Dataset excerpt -
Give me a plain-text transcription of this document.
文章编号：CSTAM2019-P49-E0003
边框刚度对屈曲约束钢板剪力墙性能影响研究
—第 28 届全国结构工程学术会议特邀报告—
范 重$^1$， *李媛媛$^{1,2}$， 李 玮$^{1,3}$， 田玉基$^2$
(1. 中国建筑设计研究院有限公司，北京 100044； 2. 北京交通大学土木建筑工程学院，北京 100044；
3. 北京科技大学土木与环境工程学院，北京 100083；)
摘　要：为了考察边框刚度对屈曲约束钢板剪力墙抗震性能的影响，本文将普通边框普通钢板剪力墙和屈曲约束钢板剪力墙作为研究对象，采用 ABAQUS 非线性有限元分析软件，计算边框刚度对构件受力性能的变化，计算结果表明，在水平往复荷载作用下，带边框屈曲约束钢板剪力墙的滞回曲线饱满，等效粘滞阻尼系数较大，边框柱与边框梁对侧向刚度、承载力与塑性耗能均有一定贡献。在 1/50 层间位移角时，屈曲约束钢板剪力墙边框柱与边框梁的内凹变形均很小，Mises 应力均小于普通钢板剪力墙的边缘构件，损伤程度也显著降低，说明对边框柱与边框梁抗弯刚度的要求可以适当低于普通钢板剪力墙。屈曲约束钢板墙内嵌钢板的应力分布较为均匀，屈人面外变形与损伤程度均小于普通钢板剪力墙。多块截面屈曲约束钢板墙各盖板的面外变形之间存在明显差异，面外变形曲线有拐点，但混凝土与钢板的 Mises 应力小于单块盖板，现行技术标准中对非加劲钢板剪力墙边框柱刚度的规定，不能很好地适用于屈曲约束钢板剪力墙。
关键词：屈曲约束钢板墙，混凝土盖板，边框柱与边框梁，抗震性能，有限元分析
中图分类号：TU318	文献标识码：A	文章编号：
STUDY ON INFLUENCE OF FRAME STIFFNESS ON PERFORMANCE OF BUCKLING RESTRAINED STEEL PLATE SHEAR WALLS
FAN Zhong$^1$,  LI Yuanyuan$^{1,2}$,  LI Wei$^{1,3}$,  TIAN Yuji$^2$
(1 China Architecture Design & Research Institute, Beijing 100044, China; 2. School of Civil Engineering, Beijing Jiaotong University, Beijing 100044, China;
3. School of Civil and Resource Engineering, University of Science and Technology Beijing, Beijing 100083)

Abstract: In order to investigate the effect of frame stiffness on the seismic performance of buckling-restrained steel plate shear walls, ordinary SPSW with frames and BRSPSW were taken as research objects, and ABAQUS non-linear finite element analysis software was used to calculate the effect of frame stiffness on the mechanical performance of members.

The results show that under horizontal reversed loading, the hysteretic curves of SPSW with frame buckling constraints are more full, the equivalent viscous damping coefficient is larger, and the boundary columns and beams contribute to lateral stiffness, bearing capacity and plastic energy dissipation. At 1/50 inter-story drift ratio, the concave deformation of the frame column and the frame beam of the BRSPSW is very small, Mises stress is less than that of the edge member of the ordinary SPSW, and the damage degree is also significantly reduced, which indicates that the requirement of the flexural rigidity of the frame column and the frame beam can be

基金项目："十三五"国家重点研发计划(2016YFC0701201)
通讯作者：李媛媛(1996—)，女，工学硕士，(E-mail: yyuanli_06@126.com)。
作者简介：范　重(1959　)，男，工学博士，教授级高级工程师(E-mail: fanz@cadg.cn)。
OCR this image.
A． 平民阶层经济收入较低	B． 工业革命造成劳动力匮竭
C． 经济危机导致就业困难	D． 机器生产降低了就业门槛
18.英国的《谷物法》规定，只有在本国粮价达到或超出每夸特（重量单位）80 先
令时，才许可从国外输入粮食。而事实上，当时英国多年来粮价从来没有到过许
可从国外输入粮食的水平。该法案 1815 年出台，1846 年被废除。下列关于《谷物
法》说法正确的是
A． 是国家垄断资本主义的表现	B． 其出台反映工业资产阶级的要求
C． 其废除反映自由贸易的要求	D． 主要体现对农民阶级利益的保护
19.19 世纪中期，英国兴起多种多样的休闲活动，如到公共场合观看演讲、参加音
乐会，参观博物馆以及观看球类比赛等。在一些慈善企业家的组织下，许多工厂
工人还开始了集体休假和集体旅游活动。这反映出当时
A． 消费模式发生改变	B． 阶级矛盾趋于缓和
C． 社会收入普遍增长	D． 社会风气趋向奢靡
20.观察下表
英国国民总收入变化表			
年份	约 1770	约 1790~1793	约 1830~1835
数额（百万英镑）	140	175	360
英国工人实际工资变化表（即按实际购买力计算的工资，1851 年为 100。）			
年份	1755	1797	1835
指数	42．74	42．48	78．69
==
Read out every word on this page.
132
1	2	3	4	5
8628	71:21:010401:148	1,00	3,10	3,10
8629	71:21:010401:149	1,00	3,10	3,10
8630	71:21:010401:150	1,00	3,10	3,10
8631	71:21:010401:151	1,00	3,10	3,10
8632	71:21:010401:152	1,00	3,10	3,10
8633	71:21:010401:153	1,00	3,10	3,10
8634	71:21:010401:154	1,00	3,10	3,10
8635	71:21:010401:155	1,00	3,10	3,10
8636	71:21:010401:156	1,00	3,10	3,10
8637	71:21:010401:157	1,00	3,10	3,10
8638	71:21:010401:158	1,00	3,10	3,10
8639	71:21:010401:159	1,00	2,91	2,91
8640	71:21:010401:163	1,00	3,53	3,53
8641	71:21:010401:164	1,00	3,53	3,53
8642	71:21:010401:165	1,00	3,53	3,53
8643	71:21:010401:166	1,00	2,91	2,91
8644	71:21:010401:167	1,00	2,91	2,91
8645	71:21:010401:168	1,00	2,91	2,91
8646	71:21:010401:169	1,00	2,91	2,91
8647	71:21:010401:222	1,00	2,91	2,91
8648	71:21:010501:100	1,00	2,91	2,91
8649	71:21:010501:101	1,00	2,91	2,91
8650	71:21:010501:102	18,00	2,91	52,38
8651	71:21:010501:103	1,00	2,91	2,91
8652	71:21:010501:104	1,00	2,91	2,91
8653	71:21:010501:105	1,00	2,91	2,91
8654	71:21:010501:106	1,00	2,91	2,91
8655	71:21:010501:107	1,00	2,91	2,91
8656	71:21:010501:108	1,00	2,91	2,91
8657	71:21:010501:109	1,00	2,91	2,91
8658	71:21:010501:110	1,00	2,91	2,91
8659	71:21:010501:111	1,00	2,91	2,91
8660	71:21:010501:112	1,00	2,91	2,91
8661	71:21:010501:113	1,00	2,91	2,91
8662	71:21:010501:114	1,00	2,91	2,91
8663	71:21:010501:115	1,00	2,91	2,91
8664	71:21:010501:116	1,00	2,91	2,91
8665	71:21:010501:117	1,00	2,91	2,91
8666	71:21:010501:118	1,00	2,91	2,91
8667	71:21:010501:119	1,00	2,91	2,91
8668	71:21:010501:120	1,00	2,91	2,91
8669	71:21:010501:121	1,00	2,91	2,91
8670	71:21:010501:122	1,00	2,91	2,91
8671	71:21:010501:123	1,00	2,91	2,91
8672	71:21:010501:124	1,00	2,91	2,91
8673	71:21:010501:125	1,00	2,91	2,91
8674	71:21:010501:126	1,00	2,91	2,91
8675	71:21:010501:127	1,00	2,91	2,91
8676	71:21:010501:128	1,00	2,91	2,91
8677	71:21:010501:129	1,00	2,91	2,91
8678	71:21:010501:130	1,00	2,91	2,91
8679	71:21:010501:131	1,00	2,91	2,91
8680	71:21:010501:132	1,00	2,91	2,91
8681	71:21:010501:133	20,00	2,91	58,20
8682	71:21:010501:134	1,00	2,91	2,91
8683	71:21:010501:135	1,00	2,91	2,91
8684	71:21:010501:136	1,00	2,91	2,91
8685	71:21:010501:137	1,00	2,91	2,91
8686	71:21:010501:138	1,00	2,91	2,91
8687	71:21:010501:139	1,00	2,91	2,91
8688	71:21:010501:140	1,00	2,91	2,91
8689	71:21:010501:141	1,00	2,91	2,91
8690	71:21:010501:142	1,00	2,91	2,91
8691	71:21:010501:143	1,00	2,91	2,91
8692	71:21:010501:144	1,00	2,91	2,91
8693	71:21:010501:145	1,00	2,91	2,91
---
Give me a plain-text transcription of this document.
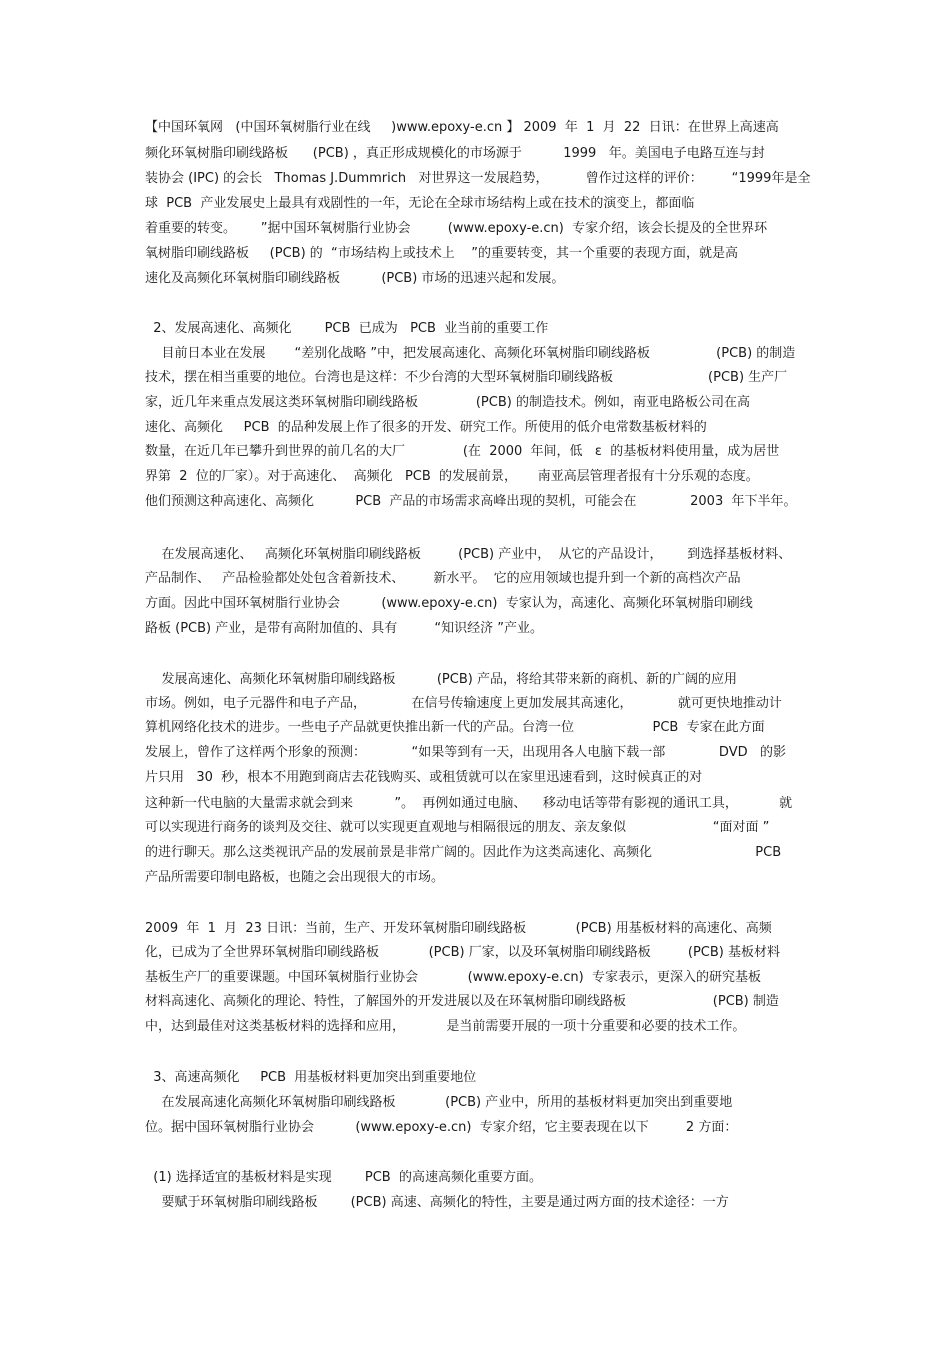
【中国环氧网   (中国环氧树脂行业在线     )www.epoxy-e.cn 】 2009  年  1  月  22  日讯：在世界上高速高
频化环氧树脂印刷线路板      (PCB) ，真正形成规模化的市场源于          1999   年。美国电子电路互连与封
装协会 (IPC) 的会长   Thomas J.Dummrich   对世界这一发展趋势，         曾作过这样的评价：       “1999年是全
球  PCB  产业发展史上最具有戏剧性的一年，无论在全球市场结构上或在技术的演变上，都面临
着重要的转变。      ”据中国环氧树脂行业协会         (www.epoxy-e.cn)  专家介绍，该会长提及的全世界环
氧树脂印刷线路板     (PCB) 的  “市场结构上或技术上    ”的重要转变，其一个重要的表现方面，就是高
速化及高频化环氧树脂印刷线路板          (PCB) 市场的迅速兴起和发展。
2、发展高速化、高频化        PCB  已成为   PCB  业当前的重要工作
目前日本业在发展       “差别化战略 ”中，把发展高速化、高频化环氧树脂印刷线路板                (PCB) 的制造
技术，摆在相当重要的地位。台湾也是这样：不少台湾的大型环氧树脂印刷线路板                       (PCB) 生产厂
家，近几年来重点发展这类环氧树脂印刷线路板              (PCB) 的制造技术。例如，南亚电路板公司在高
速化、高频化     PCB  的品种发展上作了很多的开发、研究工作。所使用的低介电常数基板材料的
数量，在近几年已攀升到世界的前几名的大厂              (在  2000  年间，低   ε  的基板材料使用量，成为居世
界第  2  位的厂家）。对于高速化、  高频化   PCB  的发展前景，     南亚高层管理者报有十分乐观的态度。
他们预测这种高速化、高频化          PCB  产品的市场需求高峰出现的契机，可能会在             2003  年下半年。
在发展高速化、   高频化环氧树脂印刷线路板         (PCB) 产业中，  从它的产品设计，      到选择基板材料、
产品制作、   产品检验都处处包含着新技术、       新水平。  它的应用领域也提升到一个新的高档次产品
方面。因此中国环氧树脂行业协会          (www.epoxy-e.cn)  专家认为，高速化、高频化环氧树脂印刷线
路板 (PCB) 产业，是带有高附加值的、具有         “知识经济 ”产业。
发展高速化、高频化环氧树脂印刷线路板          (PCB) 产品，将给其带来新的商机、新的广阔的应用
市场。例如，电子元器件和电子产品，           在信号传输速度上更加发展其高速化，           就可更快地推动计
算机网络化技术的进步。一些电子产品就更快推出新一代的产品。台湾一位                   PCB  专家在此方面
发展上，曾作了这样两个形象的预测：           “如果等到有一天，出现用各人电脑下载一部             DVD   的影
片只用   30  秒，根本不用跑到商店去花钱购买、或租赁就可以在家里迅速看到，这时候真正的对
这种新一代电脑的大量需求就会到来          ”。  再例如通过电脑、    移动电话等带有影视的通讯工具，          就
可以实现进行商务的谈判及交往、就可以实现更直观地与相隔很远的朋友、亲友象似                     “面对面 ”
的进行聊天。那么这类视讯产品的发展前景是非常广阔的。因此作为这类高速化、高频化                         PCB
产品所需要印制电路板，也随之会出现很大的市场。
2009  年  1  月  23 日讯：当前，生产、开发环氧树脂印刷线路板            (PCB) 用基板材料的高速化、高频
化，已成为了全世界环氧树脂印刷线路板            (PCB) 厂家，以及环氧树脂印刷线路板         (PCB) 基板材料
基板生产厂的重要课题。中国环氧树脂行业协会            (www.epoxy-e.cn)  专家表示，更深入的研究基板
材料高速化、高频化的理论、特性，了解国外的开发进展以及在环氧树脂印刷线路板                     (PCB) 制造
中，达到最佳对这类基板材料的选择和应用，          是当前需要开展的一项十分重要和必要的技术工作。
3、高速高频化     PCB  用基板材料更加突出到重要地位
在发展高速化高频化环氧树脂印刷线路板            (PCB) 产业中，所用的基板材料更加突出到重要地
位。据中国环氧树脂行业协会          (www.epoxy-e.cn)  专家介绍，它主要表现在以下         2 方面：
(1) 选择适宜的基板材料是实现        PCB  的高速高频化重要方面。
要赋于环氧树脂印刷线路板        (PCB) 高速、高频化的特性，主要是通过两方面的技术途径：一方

Work to be completed - Return all lines containing the word "School".

Answer below -
(1 China Architecture Design & Research Institute, Beijing 100044, China; 2. School of Civil Engineering, Beijing Jiaotong University, Beijing 100044, China;
3. School of Civil and Resource Engineering, University of Science and Technology Beijing, Beijing 100083)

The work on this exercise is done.